TO DO: Extract every line below that contains the word "JSON".

DATA EXCERPTS:
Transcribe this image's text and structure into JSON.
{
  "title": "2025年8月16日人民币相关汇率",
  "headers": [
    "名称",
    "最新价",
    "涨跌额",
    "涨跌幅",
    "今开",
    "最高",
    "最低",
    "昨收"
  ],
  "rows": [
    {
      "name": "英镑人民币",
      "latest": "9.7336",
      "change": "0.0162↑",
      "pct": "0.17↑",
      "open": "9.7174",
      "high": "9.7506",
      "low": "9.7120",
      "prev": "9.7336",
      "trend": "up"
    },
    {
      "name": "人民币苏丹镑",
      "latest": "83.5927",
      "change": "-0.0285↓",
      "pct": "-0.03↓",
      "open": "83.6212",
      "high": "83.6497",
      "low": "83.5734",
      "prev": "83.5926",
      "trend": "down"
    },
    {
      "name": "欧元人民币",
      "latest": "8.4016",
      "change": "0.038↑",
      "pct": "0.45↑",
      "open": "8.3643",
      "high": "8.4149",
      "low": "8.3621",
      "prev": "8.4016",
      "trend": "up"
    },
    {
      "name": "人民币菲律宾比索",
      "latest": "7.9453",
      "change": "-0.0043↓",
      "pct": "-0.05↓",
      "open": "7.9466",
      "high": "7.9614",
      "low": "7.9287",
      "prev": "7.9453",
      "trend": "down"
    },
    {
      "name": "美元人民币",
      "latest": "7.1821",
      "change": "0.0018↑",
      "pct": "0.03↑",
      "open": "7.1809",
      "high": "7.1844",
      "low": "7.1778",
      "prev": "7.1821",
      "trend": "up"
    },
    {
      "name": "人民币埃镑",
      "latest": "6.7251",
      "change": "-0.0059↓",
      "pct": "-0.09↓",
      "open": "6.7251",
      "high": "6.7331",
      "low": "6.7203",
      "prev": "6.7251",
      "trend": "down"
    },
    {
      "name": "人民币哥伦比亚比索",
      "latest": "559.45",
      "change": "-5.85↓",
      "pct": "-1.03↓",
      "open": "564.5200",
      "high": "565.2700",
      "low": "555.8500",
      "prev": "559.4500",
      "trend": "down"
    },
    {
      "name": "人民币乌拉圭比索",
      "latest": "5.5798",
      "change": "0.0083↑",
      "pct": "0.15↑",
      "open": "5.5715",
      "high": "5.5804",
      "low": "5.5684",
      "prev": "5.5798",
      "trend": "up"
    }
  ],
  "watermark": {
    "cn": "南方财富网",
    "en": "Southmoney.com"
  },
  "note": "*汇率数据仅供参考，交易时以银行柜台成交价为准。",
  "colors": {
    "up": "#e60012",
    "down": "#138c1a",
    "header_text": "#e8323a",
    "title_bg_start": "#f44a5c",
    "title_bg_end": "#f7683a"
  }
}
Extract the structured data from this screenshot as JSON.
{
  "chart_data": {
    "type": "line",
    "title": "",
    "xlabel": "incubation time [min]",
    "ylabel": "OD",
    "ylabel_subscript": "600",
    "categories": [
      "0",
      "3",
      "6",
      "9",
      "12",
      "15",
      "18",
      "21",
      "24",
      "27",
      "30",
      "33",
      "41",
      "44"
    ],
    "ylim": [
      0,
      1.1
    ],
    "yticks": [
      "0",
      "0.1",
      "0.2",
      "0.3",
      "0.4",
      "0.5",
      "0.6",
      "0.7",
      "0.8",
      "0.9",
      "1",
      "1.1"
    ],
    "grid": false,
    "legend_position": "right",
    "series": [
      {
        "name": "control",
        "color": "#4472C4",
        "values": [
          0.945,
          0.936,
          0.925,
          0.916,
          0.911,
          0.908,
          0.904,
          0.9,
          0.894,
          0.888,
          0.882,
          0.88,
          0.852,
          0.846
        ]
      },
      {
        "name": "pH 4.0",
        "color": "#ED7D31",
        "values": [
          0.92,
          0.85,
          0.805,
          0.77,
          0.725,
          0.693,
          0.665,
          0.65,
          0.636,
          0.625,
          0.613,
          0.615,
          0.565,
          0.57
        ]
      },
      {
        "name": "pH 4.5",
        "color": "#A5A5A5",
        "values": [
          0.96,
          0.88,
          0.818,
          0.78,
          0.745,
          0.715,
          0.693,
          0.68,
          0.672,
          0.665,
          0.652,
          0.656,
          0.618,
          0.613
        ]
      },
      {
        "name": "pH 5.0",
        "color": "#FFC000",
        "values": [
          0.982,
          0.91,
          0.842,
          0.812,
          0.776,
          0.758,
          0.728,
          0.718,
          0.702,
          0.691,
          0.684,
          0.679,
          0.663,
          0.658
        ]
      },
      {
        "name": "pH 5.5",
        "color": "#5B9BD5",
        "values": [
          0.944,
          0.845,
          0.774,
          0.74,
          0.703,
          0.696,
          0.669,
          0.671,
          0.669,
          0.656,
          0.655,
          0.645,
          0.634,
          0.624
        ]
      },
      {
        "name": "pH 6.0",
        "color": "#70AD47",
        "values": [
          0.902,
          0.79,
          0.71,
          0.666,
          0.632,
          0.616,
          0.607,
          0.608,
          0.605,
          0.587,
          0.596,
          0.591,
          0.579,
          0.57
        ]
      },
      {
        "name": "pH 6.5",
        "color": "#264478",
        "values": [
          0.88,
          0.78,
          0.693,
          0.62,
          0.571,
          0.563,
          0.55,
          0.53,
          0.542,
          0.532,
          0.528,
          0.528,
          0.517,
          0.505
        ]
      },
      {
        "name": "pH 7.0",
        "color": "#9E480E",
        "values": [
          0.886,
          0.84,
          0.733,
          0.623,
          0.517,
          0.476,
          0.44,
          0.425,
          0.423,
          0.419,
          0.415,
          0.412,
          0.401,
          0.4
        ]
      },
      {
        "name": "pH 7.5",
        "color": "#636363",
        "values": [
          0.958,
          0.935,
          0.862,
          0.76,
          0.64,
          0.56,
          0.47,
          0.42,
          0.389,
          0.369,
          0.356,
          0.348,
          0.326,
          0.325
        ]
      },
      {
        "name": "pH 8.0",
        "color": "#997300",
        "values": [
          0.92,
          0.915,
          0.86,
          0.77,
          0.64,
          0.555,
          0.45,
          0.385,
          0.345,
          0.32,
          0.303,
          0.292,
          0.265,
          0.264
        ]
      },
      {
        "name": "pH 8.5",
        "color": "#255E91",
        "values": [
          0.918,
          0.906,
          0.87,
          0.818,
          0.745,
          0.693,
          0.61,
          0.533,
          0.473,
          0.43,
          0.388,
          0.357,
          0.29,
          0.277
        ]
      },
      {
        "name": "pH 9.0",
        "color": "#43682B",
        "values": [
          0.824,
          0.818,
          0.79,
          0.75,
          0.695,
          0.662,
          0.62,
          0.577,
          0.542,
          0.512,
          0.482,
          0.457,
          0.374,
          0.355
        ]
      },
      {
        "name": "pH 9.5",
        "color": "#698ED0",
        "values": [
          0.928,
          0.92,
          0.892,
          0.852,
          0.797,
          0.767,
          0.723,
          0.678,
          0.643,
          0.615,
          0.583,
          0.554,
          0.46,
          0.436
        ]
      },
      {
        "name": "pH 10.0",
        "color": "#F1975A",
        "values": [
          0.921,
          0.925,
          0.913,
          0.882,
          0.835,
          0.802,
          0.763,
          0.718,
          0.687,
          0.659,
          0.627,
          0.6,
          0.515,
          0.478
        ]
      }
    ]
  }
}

FINAL ANSWER:
Transcribe this image's text and structure into JSON.
Extract the structured data from this screenshot as JSON.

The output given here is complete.